_Stated exercise_
Copy out, exactly as written, only the line containing "What does this" and the lines after it through the end of the records.

_Given records_
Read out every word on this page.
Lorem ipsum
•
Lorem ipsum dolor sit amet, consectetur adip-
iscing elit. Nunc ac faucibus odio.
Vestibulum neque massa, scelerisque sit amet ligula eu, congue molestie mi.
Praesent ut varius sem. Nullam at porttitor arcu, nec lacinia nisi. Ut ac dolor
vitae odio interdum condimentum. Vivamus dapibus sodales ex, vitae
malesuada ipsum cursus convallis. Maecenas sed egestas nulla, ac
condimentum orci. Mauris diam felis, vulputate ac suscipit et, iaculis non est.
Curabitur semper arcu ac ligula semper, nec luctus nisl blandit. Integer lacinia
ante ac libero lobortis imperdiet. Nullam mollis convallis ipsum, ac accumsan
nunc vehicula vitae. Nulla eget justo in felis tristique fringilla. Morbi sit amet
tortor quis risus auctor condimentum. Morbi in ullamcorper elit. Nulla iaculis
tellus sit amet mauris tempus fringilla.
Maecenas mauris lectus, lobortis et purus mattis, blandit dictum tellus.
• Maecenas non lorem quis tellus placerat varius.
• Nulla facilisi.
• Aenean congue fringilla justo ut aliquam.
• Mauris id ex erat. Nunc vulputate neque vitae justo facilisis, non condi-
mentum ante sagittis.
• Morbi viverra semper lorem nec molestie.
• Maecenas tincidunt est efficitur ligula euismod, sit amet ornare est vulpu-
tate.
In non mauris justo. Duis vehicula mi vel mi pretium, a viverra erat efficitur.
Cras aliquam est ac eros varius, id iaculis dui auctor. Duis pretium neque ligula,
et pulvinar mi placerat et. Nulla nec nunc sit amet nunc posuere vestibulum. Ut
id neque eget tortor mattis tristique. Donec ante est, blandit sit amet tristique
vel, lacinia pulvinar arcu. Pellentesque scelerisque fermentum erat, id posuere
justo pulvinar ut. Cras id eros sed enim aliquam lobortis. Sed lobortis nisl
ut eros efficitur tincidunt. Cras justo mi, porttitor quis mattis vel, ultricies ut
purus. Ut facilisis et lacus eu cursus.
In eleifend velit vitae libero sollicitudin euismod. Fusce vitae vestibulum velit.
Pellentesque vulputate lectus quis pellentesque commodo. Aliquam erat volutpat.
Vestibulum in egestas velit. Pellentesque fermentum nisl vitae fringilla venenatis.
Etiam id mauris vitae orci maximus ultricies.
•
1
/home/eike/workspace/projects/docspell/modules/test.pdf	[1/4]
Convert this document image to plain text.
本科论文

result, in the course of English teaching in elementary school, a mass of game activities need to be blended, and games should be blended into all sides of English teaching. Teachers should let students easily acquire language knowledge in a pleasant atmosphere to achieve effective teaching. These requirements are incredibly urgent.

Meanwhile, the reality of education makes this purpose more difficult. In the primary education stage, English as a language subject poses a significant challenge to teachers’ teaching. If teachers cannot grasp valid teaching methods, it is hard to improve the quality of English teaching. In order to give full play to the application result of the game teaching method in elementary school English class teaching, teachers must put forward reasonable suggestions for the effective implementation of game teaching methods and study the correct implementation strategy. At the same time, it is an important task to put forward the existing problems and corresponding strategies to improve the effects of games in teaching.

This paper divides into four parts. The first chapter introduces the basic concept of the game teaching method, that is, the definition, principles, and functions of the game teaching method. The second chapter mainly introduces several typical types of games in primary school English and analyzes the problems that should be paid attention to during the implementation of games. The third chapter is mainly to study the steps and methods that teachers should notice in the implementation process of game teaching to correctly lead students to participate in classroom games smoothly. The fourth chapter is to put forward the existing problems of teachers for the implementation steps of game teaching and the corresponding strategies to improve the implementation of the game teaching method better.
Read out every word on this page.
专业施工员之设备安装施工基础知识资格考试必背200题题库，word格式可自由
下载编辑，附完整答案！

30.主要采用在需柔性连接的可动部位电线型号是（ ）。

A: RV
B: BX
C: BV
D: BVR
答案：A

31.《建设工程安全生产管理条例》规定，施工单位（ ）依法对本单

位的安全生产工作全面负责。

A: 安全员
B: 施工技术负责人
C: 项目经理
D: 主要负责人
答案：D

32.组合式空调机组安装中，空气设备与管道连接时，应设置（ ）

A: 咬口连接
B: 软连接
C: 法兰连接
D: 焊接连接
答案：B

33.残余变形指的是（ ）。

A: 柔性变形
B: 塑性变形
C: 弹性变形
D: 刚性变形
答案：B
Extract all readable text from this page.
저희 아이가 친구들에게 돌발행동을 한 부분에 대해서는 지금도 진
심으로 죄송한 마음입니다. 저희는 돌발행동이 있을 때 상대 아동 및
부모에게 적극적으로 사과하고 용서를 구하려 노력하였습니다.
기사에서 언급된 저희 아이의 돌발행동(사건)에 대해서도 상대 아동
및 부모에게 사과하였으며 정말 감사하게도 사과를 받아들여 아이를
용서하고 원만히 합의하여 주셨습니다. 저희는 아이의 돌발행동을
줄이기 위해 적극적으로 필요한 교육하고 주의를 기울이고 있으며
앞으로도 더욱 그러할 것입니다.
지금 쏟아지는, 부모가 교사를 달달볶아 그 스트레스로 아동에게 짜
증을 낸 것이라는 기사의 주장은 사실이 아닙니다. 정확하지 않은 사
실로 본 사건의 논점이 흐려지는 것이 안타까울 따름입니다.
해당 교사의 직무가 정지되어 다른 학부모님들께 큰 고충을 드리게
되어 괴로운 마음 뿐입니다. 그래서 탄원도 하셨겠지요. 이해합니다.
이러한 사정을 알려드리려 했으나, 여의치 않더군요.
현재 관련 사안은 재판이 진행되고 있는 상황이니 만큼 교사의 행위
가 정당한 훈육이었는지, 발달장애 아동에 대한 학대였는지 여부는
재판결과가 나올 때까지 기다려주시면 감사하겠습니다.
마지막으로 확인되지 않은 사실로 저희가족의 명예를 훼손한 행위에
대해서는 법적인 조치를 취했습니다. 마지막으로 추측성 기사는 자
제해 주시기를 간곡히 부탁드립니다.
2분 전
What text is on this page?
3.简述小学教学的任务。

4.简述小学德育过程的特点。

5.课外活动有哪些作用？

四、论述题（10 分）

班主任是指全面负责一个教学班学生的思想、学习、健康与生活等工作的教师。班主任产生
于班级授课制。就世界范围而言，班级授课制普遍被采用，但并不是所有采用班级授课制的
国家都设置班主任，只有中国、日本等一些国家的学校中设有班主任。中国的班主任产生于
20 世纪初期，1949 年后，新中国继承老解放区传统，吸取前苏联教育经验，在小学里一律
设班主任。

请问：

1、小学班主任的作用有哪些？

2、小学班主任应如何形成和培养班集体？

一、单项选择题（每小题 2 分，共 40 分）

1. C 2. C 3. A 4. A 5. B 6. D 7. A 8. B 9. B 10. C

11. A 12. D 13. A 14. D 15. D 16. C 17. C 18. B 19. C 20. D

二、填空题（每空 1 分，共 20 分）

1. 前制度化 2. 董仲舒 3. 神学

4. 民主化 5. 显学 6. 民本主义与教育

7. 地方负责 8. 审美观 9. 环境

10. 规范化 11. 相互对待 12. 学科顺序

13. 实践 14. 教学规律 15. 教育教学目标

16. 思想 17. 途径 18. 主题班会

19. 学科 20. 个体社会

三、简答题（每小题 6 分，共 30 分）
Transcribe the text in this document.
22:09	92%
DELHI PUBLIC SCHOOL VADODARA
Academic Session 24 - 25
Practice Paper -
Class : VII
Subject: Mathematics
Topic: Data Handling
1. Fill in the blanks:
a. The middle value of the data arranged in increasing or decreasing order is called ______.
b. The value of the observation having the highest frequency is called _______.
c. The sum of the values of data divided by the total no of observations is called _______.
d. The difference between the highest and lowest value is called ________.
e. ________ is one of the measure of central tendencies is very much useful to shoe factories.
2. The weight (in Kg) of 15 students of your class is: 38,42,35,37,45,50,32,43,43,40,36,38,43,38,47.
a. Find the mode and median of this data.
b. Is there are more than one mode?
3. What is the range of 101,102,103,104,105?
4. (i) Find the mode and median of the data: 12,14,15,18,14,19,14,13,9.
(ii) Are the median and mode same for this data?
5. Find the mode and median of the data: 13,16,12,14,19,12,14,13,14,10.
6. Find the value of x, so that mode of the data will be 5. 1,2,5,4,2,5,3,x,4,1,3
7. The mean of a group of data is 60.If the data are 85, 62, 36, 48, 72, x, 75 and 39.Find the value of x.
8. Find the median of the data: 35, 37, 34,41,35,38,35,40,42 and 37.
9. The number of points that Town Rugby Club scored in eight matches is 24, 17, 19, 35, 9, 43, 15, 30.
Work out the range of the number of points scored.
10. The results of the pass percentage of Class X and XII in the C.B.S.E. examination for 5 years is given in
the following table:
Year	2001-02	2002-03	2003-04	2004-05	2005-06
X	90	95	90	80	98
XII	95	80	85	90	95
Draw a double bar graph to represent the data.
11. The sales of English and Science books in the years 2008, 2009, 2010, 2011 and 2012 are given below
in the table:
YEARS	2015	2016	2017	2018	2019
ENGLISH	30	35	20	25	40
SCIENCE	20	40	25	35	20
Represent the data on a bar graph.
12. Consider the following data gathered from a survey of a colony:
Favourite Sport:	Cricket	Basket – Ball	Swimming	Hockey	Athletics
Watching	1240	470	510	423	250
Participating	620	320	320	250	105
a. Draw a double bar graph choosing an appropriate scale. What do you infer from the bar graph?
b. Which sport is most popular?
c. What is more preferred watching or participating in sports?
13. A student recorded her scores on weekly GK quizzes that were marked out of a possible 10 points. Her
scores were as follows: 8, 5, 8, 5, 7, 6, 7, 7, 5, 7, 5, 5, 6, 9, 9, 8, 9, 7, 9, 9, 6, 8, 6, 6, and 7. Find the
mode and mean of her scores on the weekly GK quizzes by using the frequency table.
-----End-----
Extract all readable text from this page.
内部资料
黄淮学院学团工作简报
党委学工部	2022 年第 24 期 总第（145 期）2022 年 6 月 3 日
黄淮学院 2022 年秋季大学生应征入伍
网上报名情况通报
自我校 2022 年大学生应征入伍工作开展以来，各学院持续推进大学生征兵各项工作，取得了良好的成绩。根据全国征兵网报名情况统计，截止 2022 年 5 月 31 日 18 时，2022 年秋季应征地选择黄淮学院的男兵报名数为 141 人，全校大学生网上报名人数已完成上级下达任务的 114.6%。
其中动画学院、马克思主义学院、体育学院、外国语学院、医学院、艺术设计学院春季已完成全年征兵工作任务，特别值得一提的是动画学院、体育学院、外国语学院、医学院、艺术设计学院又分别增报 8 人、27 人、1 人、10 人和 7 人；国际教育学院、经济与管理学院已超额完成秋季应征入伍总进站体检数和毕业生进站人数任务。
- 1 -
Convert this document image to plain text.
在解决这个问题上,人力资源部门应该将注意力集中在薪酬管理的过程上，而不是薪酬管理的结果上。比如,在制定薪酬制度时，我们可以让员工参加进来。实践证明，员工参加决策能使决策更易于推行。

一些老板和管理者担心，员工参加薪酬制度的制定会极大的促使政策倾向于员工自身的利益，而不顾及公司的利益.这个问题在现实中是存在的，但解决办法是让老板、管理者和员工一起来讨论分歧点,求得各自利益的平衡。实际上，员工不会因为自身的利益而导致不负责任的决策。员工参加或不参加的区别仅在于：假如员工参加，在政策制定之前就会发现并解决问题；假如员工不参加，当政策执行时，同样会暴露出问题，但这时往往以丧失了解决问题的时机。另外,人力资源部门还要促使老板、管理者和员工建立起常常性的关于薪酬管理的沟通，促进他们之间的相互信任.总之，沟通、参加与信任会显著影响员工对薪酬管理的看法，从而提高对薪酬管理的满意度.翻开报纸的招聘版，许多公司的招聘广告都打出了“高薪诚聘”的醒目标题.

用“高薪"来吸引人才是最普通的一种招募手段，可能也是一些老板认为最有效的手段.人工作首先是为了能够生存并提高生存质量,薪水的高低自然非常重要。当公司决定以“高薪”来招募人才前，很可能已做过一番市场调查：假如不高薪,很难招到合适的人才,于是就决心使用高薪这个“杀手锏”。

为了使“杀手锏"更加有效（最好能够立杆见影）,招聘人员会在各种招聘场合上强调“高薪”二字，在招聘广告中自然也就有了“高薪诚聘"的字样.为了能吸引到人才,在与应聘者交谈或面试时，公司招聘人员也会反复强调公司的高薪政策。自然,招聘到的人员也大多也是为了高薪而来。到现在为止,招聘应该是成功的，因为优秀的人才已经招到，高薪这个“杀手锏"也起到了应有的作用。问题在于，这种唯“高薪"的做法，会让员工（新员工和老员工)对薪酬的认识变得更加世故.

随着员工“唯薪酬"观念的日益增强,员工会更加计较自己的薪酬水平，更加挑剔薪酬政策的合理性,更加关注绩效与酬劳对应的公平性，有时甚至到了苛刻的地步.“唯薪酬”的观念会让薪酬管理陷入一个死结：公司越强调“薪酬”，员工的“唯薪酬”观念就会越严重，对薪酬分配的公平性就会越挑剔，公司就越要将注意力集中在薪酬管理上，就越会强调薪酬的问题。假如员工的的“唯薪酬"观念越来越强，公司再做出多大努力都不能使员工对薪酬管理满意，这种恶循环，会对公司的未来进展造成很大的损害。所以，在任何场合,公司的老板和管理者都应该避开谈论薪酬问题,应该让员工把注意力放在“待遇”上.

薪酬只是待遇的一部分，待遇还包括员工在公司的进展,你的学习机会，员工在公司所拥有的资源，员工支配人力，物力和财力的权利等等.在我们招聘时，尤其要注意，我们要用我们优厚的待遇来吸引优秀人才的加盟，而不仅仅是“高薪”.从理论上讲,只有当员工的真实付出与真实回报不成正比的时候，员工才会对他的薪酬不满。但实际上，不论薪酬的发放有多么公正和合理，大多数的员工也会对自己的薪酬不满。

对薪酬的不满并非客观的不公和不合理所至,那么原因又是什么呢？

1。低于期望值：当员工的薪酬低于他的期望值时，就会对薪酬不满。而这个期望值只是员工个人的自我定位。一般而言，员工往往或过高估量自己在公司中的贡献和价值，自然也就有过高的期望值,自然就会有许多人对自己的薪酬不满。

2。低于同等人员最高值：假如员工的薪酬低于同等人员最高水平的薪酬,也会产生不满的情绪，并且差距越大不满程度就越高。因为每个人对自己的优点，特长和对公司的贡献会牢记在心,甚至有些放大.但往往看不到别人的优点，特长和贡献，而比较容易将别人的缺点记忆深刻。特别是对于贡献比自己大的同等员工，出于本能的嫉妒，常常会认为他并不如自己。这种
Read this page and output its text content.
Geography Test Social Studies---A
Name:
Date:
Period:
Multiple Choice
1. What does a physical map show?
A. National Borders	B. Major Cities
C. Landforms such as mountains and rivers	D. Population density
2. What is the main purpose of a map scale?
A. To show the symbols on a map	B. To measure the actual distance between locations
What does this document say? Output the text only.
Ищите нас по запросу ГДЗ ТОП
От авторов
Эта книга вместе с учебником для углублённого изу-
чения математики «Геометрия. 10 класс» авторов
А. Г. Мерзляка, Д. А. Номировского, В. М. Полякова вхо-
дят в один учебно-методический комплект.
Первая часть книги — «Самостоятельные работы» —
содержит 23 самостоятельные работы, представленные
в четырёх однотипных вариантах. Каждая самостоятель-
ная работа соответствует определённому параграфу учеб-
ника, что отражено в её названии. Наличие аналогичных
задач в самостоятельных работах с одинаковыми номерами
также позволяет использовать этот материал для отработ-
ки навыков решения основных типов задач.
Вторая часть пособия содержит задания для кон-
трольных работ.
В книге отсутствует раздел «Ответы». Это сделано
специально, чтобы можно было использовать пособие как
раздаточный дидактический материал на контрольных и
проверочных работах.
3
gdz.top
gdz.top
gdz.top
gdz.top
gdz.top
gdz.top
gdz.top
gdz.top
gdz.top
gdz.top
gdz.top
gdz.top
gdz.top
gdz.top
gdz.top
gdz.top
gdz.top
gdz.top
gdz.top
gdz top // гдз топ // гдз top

_Expected answer_
What does this document say? Output the text only.
Ищите нас по запросу ГДЗ ТОП
От авторов
Эта книга вместе с учебником для углублённого изу-
чения математики «Геометрия. 10 класс» авторов
А. Г. Мерзляка, Д. А. Номировского, В. М. Полякова вхо-
дят в один учебно-методический комплект.
Первая часть книги — «Самостоятельные работы» —
содержит 23 самостоятельные работы, представленные
в четырёх однотипных вариантах. Каждая самостоятель-
ная работа соответствует определённому параграфу учеб-
ника, что отражено в её названии. Наличие аналогичных
задач в самостоятельных работах с одинаковыми номерами
также позволяет использовать этот материал для отработ-
ки навыков решения основных типов задач.
Вторая часть пособия содержит задания для кон-
трольных работ.
В книге отсутствует раздел «Ответы». Это сделано
специально, чтобы можно было использовать пособие как
раздаточный дидактический материал на контрольных и
проверочных работах.
3
gdz.top
gdz.top
gdz.top
gdz.top
gdz.top
gdz.top
gdz.top
gdz.top
gdz.top
gdz.top
gdz.top
gdz.top
gdz.top
gdz.top
gdz.top
gdz.top
gdz.top
gdz.top
gdz.top
gdz top // гдз топ // гдз top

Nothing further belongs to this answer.